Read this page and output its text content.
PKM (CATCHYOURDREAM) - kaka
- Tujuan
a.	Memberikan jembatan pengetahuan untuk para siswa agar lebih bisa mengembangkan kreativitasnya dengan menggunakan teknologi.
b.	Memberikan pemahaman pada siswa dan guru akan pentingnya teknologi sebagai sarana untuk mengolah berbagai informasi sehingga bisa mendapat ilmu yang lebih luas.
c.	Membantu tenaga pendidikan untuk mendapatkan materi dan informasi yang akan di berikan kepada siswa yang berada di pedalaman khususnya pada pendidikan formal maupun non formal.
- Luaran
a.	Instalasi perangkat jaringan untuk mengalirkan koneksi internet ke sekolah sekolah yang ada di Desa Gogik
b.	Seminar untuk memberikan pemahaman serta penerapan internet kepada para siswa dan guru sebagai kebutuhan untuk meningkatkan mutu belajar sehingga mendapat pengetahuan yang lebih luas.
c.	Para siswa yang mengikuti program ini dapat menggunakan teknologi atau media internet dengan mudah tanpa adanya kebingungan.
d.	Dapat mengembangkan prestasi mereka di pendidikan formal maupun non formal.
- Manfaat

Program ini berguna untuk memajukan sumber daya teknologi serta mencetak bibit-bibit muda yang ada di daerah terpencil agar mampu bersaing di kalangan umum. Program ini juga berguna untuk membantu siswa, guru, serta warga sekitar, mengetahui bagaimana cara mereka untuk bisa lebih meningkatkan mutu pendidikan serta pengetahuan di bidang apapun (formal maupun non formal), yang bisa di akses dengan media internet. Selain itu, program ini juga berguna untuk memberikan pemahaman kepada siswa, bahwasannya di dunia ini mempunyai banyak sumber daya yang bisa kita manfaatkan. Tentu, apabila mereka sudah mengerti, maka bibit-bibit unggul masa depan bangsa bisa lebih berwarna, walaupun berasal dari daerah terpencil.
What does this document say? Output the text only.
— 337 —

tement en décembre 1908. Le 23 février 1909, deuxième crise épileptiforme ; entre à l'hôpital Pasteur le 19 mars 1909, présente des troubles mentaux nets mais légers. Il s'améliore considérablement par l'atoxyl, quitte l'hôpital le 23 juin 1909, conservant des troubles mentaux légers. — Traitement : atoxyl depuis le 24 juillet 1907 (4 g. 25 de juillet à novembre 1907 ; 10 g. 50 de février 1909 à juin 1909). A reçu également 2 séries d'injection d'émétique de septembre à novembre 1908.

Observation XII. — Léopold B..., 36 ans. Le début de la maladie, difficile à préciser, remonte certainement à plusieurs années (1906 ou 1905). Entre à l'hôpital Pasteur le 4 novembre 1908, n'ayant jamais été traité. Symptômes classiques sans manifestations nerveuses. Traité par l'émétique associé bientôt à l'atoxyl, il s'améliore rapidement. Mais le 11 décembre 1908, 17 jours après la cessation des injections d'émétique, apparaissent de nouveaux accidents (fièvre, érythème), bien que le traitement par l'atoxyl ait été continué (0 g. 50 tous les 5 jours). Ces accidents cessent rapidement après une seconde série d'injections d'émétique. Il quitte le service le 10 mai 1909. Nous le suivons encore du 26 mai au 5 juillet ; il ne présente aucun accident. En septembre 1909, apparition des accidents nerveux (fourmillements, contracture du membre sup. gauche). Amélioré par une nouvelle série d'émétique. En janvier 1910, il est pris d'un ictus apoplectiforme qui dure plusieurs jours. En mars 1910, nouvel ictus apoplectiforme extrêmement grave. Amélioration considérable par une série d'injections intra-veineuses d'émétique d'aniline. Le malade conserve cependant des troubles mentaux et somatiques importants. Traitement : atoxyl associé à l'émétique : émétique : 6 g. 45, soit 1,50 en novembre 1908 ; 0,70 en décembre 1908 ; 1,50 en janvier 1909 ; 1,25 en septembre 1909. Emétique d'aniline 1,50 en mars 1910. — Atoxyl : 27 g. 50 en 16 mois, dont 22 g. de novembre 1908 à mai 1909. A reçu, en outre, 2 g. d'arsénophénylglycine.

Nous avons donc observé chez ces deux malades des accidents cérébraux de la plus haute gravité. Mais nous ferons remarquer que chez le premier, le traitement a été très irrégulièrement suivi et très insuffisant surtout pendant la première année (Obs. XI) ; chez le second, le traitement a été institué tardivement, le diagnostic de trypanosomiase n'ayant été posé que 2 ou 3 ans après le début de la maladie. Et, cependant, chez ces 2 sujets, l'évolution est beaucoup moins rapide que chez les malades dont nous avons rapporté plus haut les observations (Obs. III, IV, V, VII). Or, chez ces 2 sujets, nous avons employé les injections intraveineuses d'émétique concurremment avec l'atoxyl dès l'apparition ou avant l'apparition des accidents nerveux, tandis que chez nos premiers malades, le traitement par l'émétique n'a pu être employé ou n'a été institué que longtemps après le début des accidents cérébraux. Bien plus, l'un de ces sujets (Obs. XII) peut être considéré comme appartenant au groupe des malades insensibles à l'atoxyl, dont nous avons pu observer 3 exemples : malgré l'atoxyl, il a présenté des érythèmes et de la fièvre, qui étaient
■ ■ ■ ■ ■ ■ ■
Which lines include the word "this"? List them all.

Read this page and output its text content.
What does this document say? Output the text only.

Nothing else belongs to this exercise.